REQUIRED WORK: Tally the lines of the data that include the word "raytracing" and state the total, nothing else.

[Start of RECORDS SHOWN]

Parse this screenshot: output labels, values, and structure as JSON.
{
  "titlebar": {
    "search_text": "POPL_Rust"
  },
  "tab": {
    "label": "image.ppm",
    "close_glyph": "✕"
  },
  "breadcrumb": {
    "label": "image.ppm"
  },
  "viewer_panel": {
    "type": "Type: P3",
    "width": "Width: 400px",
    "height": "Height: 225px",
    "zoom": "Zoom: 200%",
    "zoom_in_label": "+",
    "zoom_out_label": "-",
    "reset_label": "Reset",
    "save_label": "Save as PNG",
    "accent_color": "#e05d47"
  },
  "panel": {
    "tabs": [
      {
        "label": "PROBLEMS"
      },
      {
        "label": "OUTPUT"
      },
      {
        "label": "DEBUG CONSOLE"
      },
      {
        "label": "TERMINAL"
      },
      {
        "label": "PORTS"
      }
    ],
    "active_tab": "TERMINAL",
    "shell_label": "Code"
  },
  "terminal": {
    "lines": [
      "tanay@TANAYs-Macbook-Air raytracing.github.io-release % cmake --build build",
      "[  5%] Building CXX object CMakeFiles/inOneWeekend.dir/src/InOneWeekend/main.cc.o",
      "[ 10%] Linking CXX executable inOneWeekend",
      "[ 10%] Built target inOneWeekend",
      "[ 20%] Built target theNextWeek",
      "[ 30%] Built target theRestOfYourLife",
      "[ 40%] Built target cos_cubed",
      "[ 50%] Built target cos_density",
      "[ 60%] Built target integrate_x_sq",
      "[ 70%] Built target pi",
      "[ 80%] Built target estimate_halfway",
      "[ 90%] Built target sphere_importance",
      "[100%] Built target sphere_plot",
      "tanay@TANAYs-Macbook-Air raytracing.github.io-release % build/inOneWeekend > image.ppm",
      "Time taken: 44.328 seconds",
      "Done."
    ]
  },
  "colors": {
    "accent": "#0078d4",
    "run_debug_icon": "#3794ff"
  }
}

[End of RECORDS SHOWN]

ANSWER TO THIS TASK: 2